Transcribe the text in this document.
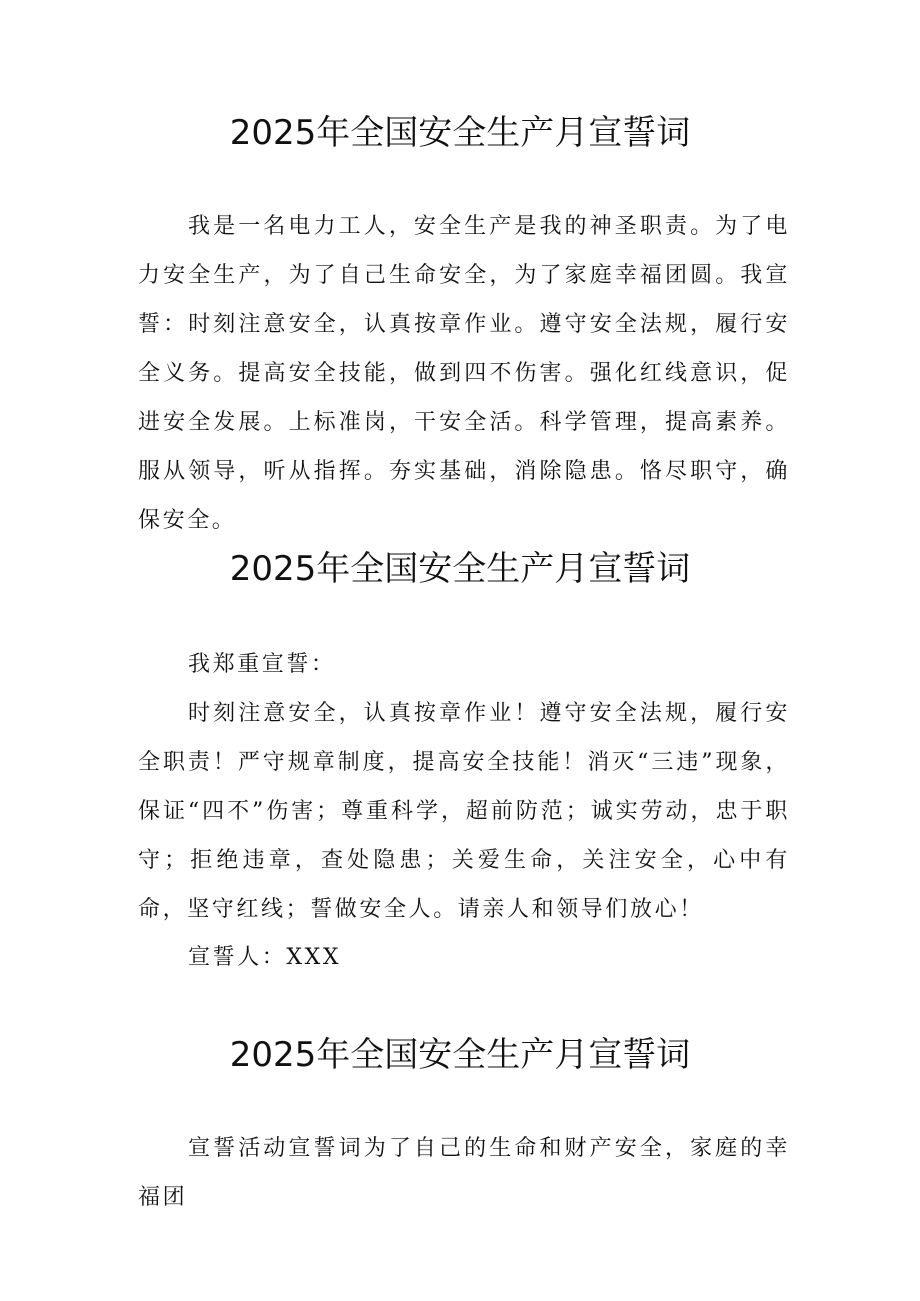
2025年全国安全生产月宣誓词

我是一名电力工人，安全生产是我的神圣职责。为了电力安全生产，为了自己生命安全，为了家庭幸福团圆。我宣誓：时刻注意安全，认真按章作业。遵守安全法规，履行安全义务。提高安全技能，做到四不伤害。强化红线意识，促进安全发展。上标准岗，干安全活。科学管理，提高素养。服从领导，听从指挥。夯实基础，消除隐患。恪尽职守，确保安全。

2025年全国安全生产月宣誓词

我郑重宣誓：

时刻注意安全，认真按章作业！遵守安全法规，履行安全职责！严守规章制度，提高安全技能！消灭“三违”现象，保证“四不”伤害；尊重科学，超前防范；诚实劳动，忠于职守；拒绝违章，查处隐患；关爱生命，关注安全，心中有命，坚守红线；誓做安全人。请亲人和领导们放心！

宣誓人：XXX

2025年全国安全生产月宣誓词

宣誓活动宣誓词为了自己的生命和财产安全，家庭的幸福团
--
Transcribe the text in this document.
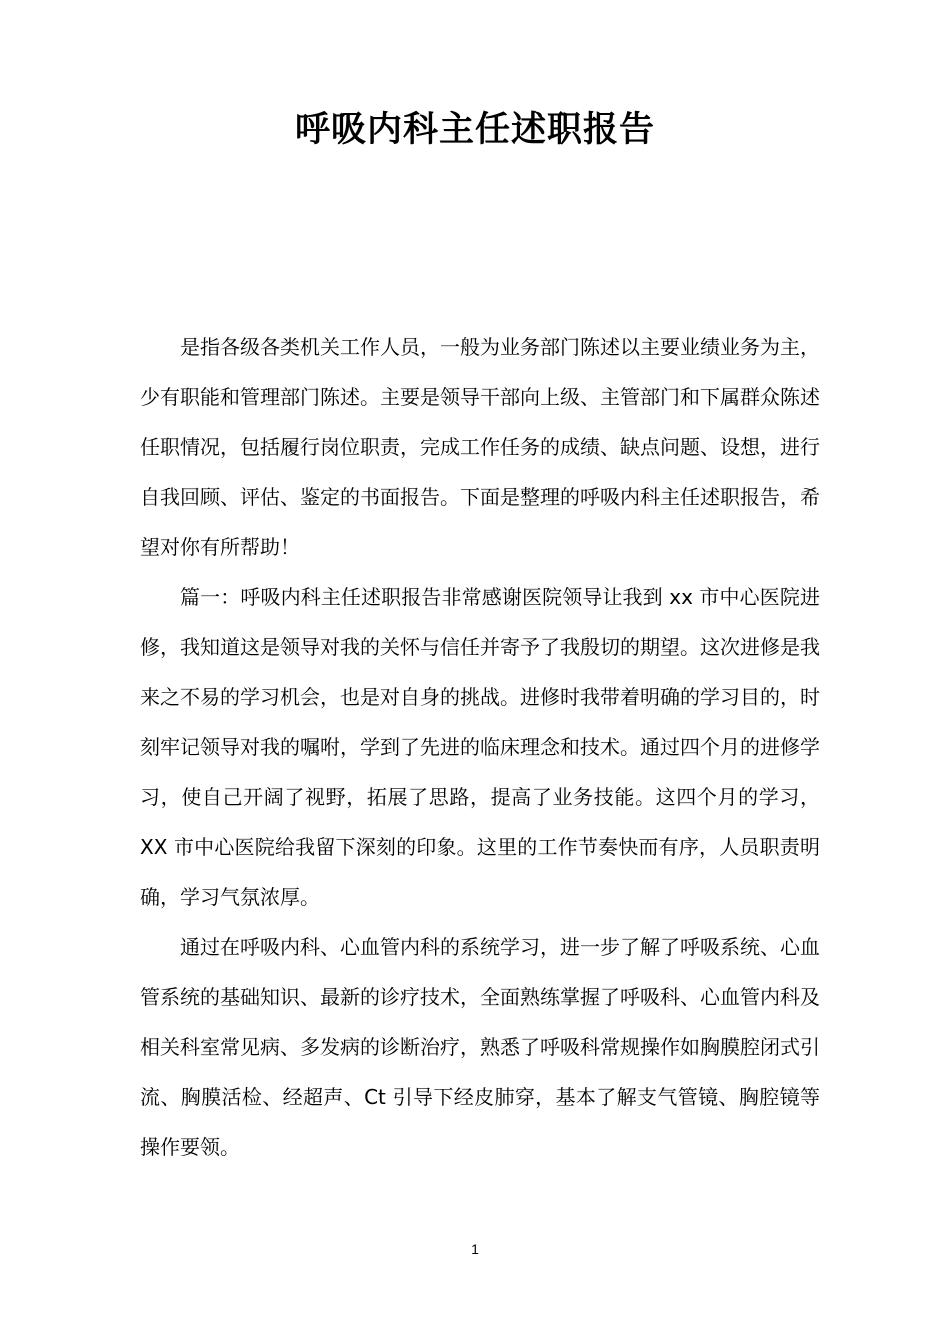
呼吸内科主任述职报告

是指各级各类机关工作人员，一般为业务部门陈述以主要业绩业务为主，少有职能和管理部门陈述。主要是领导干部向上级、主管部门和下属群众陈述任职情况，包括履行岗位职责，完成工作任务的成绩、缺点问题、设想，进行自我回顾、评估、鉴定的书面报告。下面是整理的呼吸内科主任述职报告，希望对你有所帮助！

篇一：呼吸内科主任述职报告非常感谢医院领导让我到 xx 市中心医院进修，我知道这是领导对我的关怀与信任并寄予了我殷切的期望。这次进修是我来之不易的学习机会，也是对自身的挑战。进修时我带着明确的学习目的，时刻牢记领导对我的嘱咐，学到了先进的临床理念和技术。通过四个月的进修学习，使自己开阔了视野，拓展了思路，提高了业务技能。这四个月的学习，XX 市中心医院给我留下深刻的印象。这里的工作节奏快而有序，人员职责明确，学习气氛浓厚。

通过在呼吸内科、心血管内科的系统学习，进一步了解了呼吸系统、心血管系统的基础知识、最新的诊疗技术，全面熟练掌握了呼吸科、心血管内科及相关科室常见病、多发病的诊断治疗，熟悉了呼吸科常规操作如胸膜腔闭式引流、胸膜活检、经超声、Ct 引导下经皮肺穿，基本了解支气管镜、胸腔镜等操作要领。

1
--
WHAT IS EXPECTED: Copy out every line where the word "认真按章作业" occurs.

RESPONSE TO THE EXERCISE:
我是一名电力工人，安全生产是我的神圣职责。为了电力安全生产，为了自己生命安全，为了家庭幸福团圆。我宣誓：时刻注意安全，认真按章作业。遵守安全法规，履行安全义务。提高安全技能，做到四不伤害。强化红线意识，促进安全发展。上标准岗，干安全活。科学管理，提高素养。服从领导，听从指挥。夯实基础，消除隐患。恪尽职守，确保安全。
时刻注意安全，认真按章作业！遵守安全法规，履行安全职责！严守规章制度，提高安全技能！消灭“三违”现象，保证“四不”伤害；尊重科学，超前防范；诚实劳动，忠于职守；拒绝违章，查处隐患；关爱生命，关注安全，心中有命，坚守红线；誓做安全人。请亲人和领导们放心！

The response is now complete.